* Exercise details
How many lines in this material include the string "MALTESE"? Answer with the number and nothing further.

START Items

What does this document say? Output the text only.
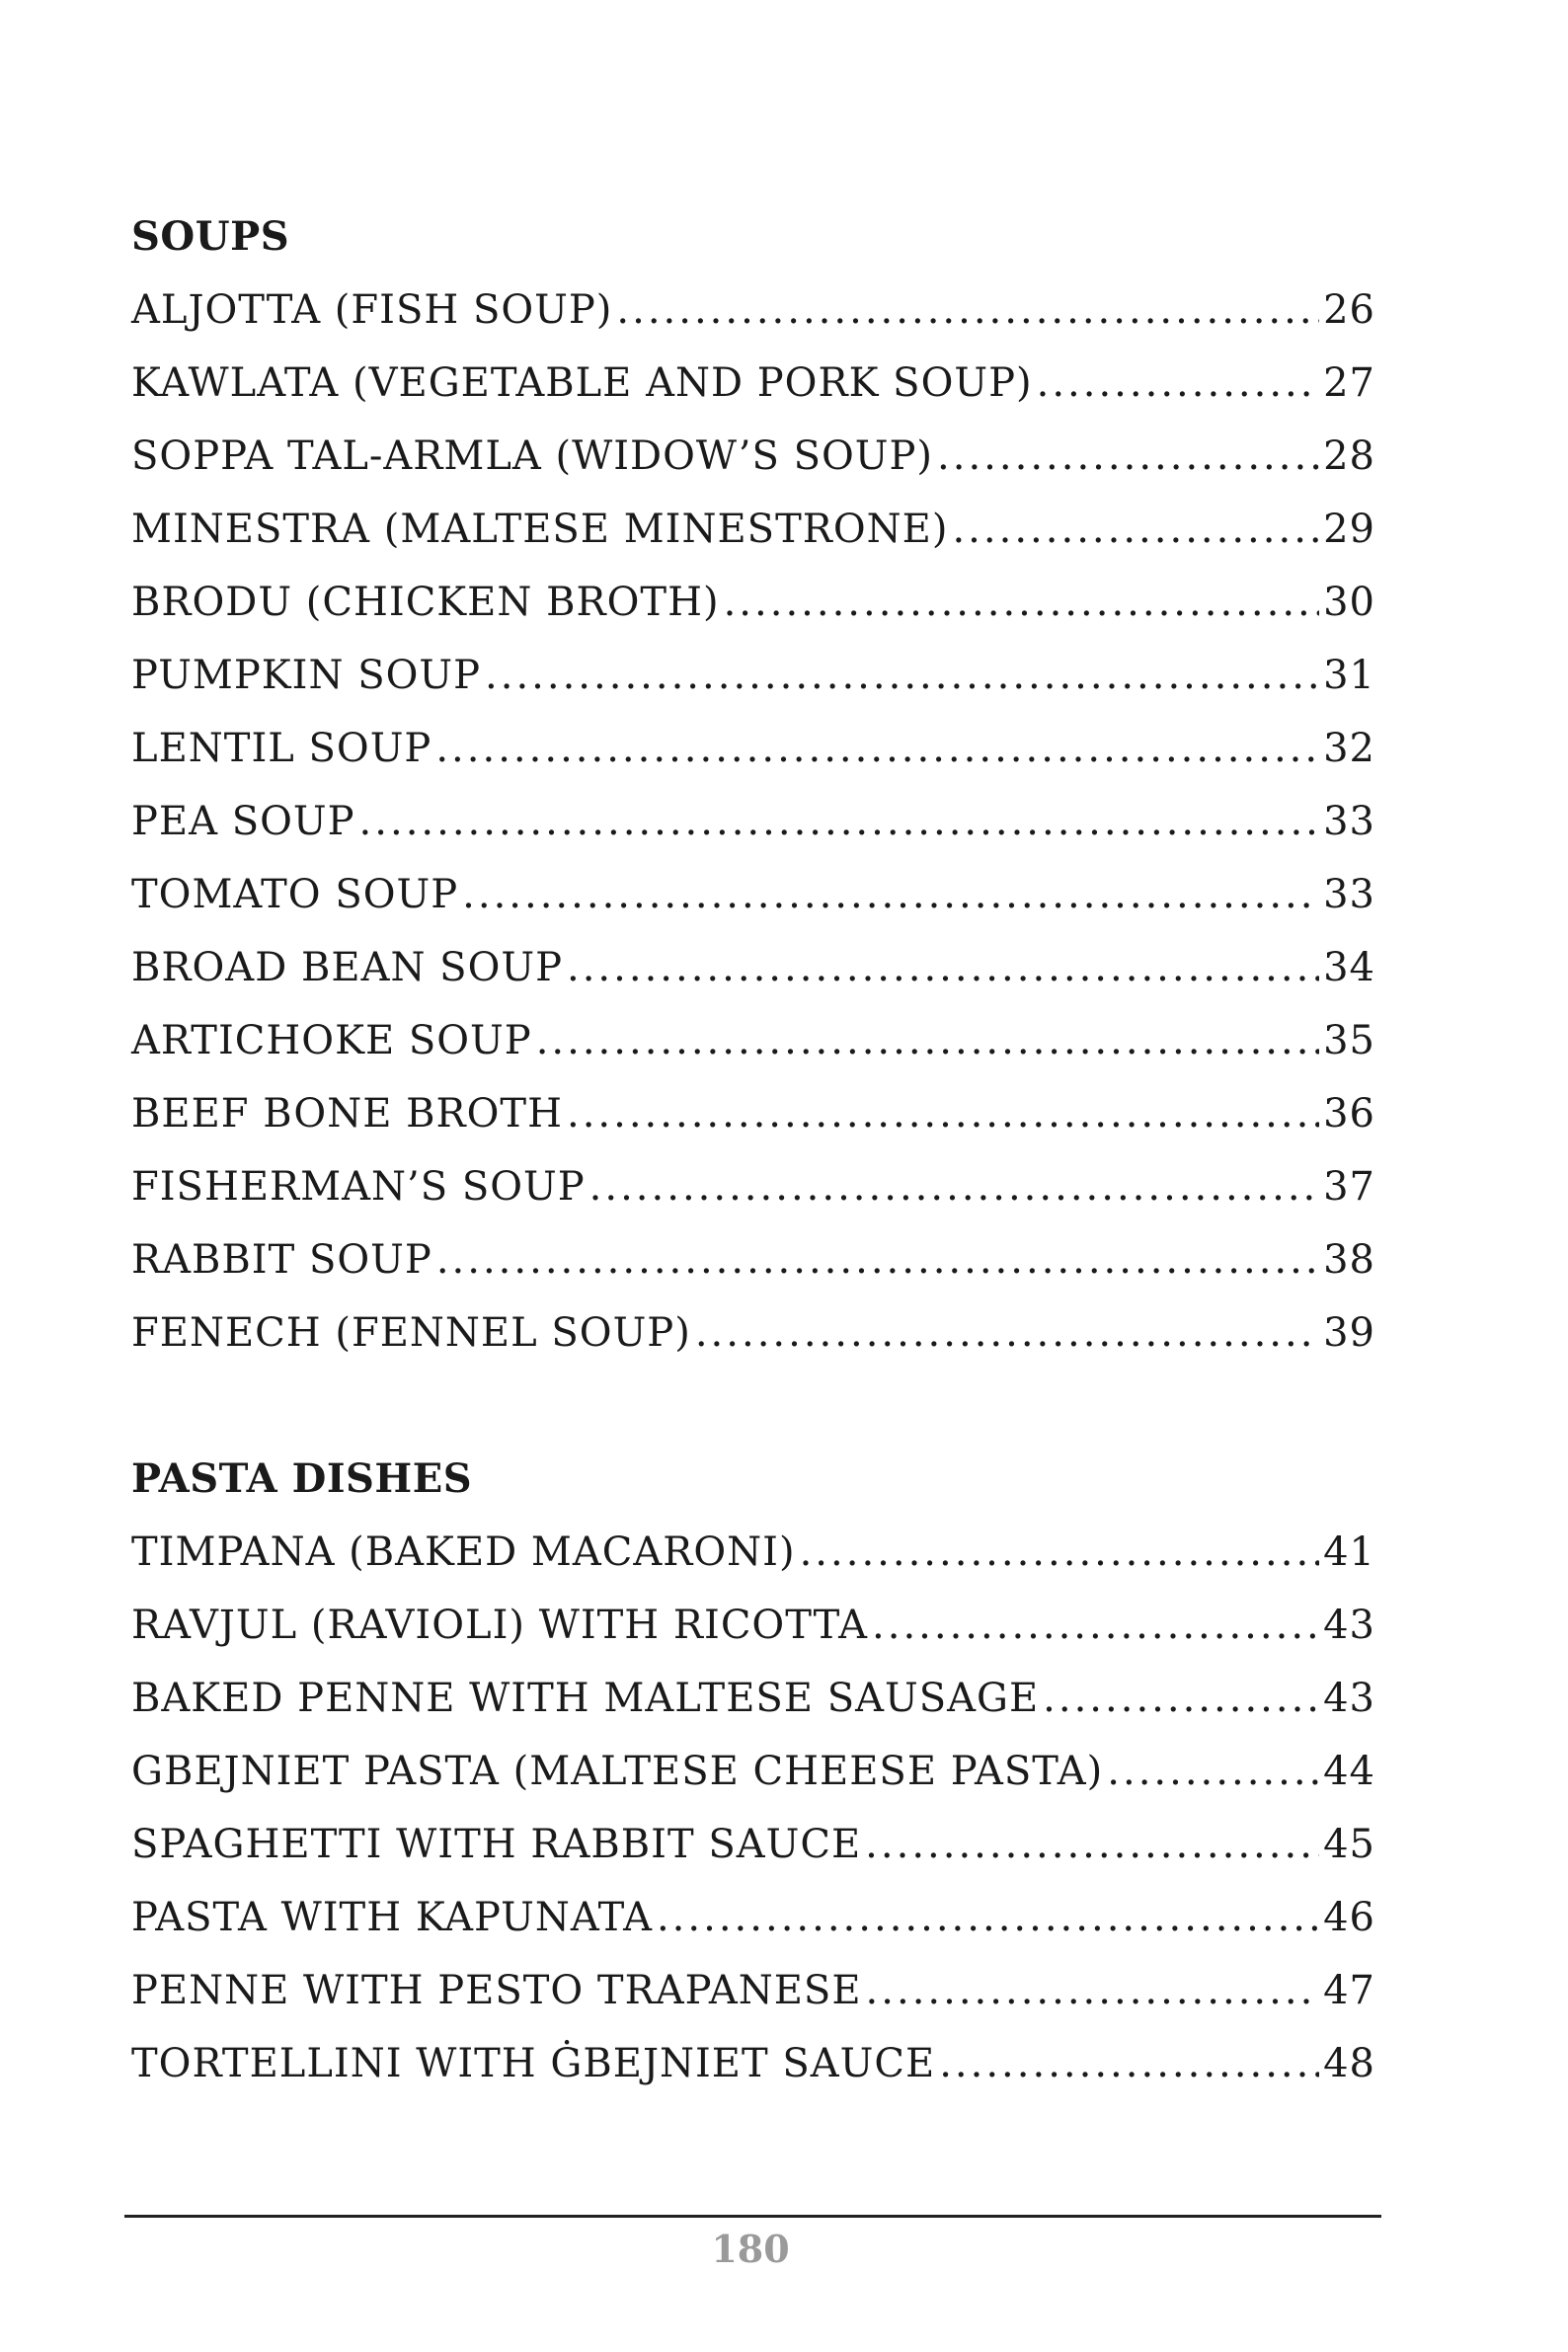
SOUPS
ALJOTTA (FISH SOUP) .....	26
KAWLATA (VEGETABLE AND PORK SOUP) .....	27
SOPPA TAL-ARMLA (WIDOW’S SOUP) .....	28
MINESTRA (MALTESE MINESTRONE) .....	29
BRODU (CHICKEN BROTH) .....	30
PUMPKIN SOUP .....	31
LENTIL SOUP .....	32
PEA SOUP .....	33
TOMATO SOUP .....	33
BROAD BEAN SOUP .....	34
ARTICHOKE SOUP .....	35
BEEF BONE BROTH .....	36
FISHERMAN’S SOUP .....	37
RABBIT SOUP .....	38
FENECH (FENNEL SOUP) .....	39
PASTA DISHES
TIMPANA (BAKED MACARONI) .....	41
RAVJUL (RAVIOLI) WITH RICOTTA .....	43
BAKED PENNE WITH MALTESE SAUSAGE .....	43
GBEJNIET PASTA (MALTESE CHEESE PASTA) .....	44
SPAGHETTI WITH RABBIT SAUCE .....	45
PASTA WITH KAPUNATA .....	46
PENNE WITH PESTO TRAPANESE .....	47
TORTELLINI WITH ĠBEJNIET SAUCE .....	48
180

END Items

* Exercise output
3